> Records shown
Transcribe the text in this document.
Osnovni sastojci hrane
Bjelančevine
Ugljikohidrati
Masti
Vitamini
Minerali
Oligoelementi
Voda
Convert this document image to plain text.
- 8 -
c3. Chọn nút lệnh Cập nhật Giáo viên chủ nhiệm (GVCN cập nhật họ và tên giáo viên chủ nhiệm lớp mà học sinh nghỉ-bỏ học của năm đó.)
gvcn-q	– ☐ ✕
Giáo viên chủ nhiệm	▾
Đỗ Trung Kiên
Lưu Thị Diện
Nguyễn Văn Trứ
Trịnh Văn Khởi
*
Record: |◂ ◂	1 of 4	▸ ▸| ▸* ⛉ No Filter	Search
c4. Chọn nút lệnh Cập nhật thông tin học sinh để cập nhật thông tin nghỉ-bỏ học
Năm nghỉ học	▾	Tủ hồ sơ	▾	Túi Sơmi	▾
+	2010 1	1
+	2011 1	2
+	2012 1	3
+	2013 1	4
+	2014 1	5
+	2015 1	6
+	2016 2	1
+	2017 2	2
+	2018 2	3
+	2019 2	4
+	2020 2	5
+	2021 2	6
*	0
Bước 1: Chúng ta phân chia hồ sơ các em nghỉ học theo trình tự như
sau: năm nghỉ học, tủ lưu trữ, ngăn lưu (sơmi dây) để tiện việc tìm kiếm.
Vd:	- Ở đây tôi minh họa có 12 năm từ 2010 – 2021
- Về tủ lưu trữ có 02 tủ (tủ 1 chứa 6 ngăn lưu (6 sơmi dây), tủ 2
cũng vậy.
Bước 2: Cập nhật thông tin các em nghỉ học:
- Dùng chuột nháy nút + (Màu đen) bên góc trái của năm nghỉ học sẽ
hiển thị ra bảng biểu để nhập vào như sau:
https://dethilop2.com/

> Task to complete
Copy out the data shown above without altering anything.

> Full answer
Transcribe the text in this document.
Osnovni sastojci hrane
Bjelančevine
Ugljikohidrati
Masti
Vitamini
Minerali
Oligoelementi
Voda
Convert this document image to plain text.
- 8 -
c3. Chọn nút lệnh Cập nhật Giáo viên chủ nhiệm (GVCN cập nhật họ và tên giáo viên chủ nhiệm lớp mà học sinh nghỉ-bỏ học của năm đó.)
gvcn-q	– ☐ ✕
Giáo viên chủ nhiệm	▾
Đỗ Trung Kiên
Lưu Thị Diện
Nguyễn Văn Trứ
Trịnh Văn Khởi
*
Record: |◂ ◂	1 of 4	▸ ▸| ▸* ⛉ No Filter	Search
c4. Chọn nút lệnh Cập nhật thông tin học sinh để cập nhật thông tin nghỉ-bỏ học
Năm nghỉ học	▾	Tủ hồ sơ	▾	Túi Sơmi	▾
+	2010 1	1
+	2011 1	2
+	2012 1	3
+	2013 1	4
+	2014 1	5
+	2015 1	6
+	2016 2	1
+	2017 2	2
+	2018 2	3
+	2019 2	4
+	2020 2	5
+	2021 2	6
*	0
Bước 1: Chúng ta phân chia hồ sơ các em nghỉ học theo trình tự như
sau: năm nghỉ học, tủ lưu trữ, ngăn lưu (sơmi dây) để tiện việc tìm kiếm.
Vd:	- Ở đây tôi minh họa có 12 năm từ 2010 – 2021
- Về tủ lưu trữ có 02 tủ (tủ 1 chứa 6 ngăn lưu (6 sơmi dây), tủ 2
cũng vậy.
Bước 2: Cập nhật thông tin các em nghỉ học:
- Dùng chuột nháy nút + (Màu đen) bên góc trái của năm nghỉ học sẽ
hiển thị ra bảng biểu để nhập vào như sau:
https://dethilop2.com/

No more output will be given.